WHAT YOU NEED TO DO: Looking through the listing, how many of its lines hold the word "Skater"? Answer with only the number.

INFORMATION SHOWN:

%%

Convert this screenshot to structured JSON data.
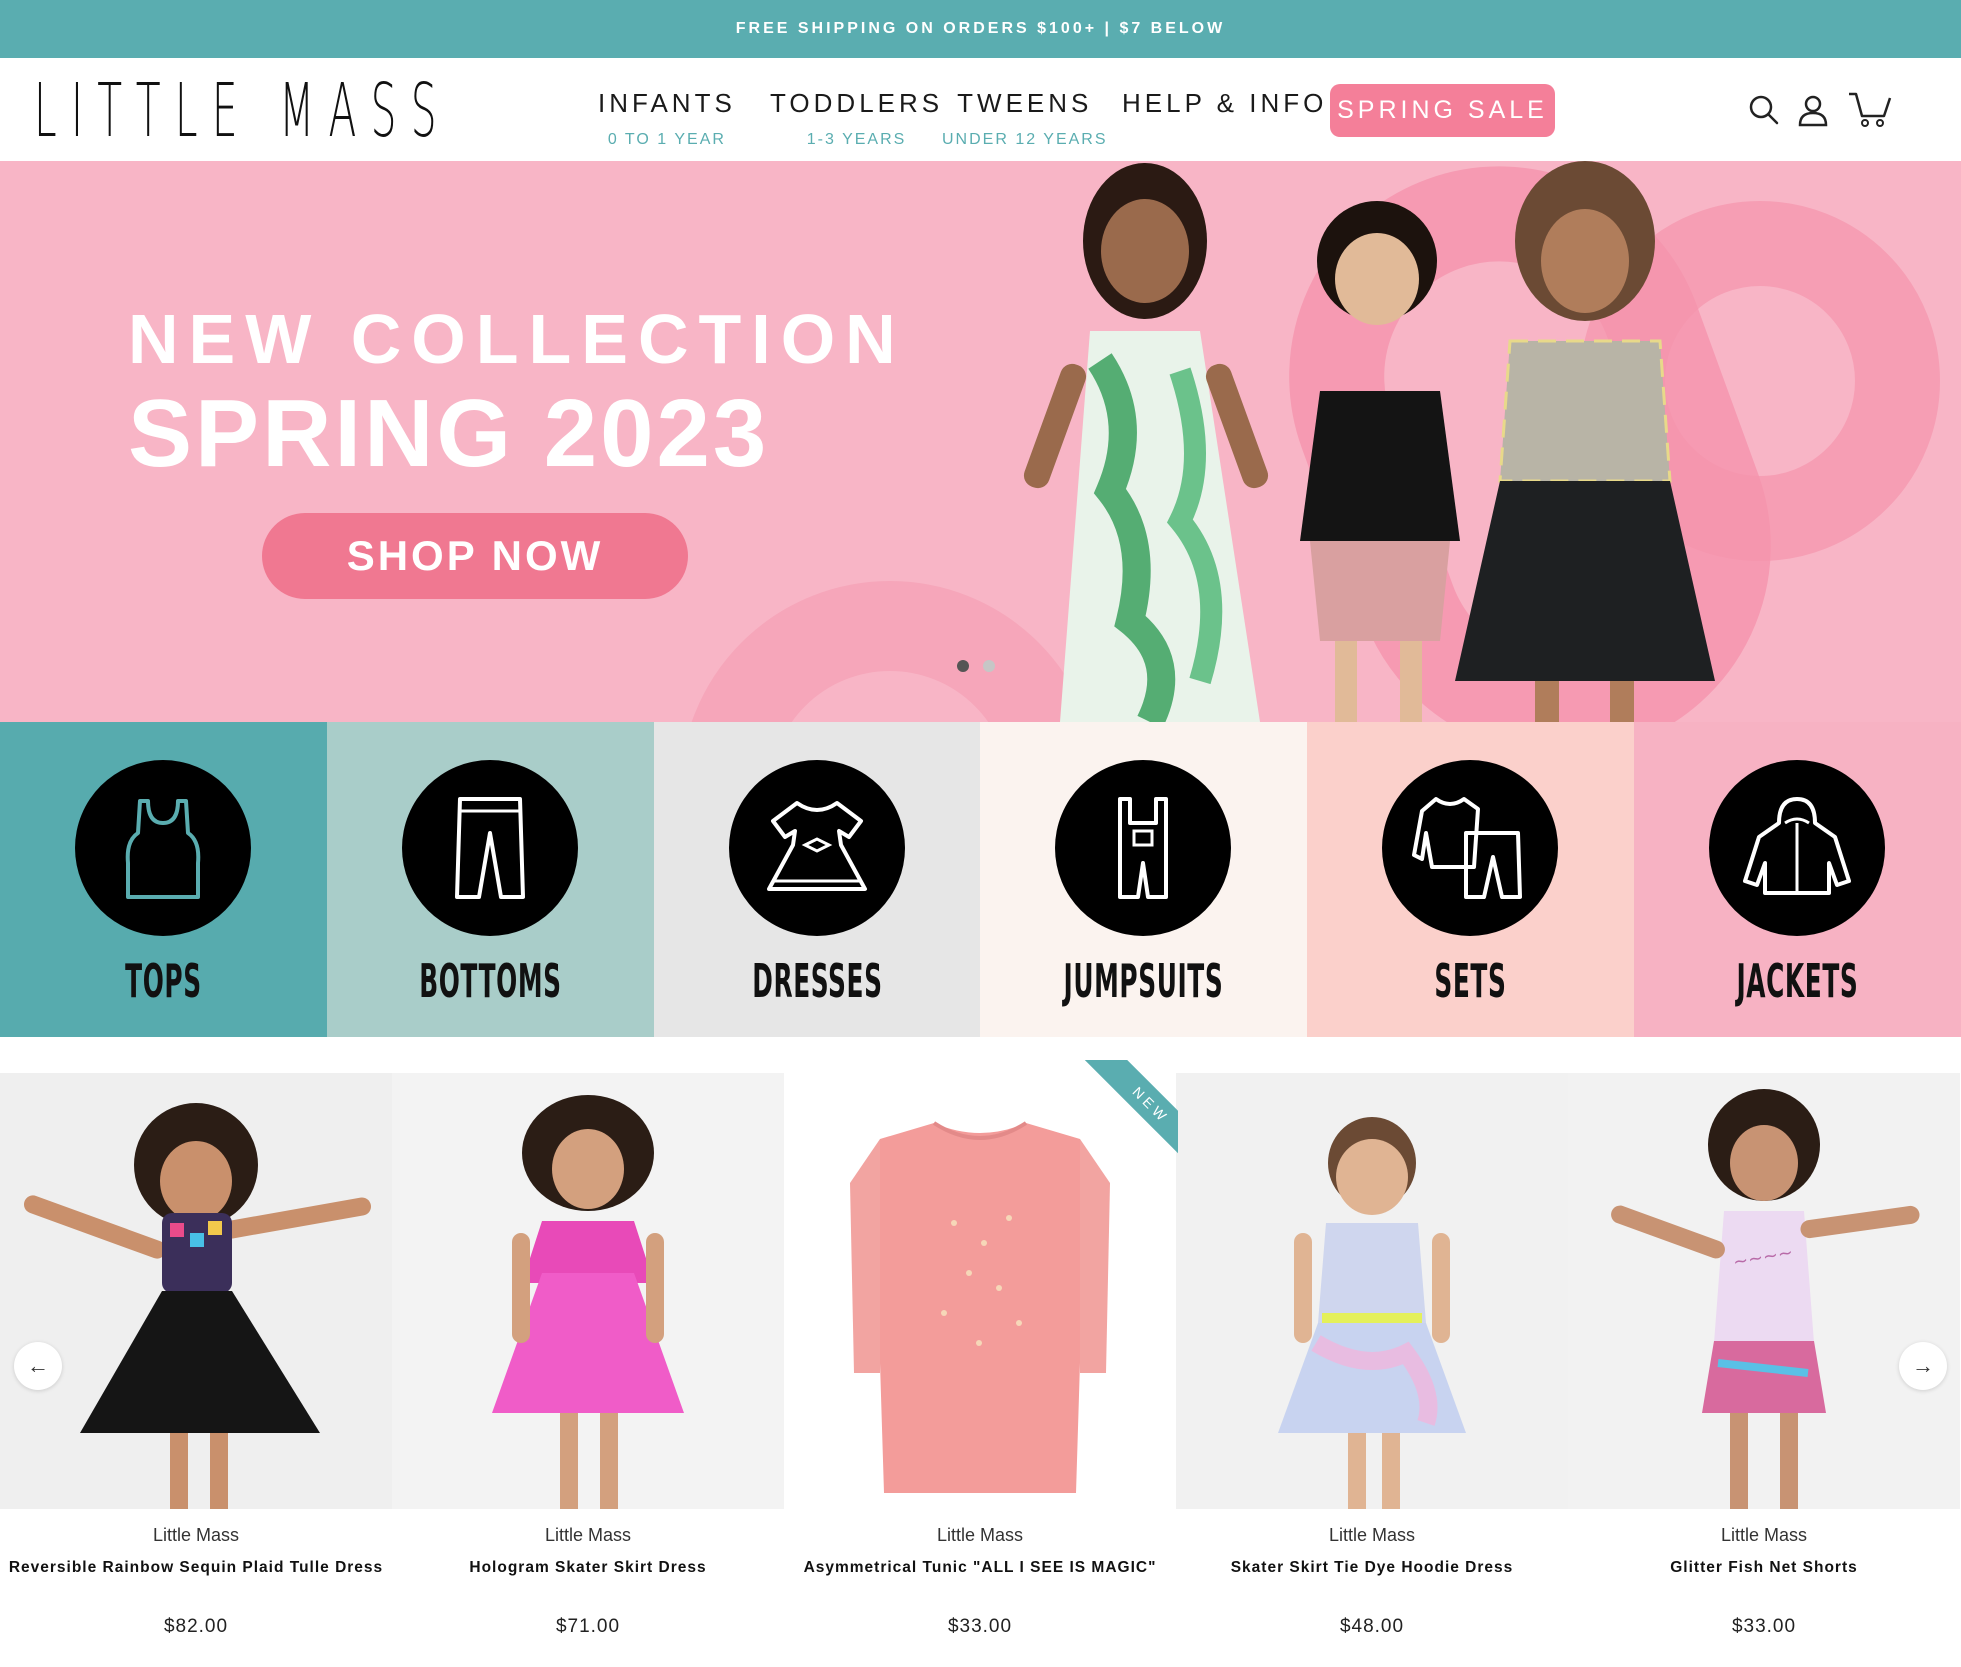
{
  "announcement": "FREE SHIPPING ON ORDERS $100+ | $7 BELOW",
  "logo": "LITTLE MASS",
  "nav": [
    {
      "label": "INFANTS",
      "sub": "0 TO 1 YEAR"
    },
    {
      "label": "TODDLERS",
      "sub": "1-3 YEARS"
    },
    {
      "label": "TWEENS",
      "sub": "UNDER 12 YEARS"
    },
    {
      "label": "HELP & INFO",
      "sub": ""
    }
  ],
  "sale_button": "SPRING SALE",
  "header_icons": [
    "search-icon",
    "account-icon",
    "cart-icon"
  ],
  "hero": {
    "line1": "NEW COLLECTION",
    "line2": "SPRING 2023",
    "cta": "SHOP NOW",
    "slides": 2,
    "active_slide": 1
  },
  "categories": [
    {
      "label": "TOPS",
      "icon": "tank-top-icon",
      "bg": "#57abae"
    },
    {
      "label": "BOTTOMS",
      "icon": "pants-icon",
      "bg": "#a9cdc9"
    },
    {
      "label": "DRESSES",
      "icon": "dress-icon",
      "bg": "#e6e6e6"
    },
    {
      "label": "JUMPSUITS",
      "icon": "overalls-icon",
      "bg": "#fbf3ef"
    },
    {
      "label": "SETS",
      "icon": "set-icon",
      "bg": "#fbd0cb"
    },
    {
      "label": "JACKETS",
      "icon": "jacket-icon",
      "bg": "#f7b2c3"
    }
  ],
  "products": [
    {
      "brand": "Little Mass",
      "title": "Reversible Rainbow Sequin Plaid Tulle Dress",
      "price": "$82.00"
    },
    {
      "brand": "Little Mass",
      "title": "Hologram Skater Skirt Dress",
      "price": "$71.00"
    },
    {
      "brand": "Little Mass",
      "title": "Asymmetrical Tunic \"ALL I SEE IS MAGIC\"",
      "price": "$33.00",
      "badge": "NEW"
    },
    {
      "brand": "Little Mass",
      "title": "Skater Skirt Tie Dye Hoodie Dress",
      "price": "$48.00"
    },
    {
      "brand": "Little Mass",
      "title": "Glitter Fish Net Shorts",
      "price": "$33.00"
    }
  ],
  "carousel": {
    "prev": "←",
    "next": "→"
  },
  "colors": {
    "teal": "#5aadb0",
    "pink": "#f47f99",
    "hero_bg": "#f8b5c6"
  }
}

%%

TASK RESPONSE: 2